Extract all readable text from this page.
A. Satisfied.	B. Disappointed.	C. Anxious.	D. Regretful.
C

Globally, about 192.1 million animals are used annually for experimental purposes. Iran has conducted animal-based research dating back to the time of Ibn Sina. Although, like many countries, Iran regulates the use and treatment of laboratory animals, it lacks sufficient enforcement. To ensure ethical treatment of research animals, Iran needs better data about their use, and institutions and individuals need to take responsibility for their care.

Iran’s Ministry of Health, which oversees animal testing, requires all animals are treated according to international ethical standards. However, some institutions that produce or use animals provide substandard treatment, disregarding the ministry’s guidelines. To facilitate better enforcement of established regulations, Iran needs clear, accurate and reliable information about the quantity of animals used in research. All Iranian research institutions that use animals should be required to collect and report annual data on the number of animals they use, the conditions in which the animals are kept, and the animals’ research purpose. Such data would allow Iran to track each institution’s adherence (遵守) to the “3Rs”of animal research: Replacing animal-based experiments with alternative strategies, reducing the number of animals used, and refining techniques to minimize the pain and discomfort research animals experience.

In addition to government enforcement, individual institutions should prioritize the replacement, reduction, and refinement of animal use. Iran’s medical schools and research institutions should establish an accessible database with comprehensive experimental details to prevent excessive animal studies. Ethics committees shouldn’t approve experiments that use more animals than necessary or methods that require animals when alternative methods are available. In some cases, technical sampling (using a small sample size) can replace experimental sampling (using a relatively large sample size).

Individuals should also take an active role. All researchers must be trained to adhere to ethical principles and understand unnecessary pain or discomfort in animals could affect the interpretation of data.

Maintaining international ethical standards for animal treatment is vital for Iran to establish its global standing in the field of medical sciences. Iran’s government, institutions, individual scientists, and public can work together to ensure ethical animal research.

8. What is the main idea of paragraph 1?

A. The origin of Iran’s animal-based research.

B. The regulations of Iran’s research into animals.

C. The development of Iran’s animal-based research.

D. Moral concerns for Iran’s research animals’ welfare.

+++++

Select and copy every line of the material that holds the string "standards".

Iran’s Ministry of Health, which oversees animal testing, requires all animals are treated according to international ethical standards. However, some institutions that produce or use animals provide substandard treatment, disregarding the ministry’s guidelines. To facilitate better enforcement of established regulations, Iran needs clear, accurate and reliable information about the quantity of animals used in research. All Iranian research institutions that use animals should be required to collect and report annual data on the number of animals they use, the conditions in which the animals are kept, and the animals’ research purpose. Such data would allow Iran to track each institution’s adherence (遵守) to the “3Rs”of animal research: Replacing animal-based experiments with alternative strategies, reducing the number of animals used, and refining techniques to minimize the pain and discomfort research animals experience.
Maintaining international ethical standards for animal treatment is vital for Iran to establish its global standing in the field of medical sciences. Iran’s government, institutions, individual scientists, and public can work together to ensure ethical animal research.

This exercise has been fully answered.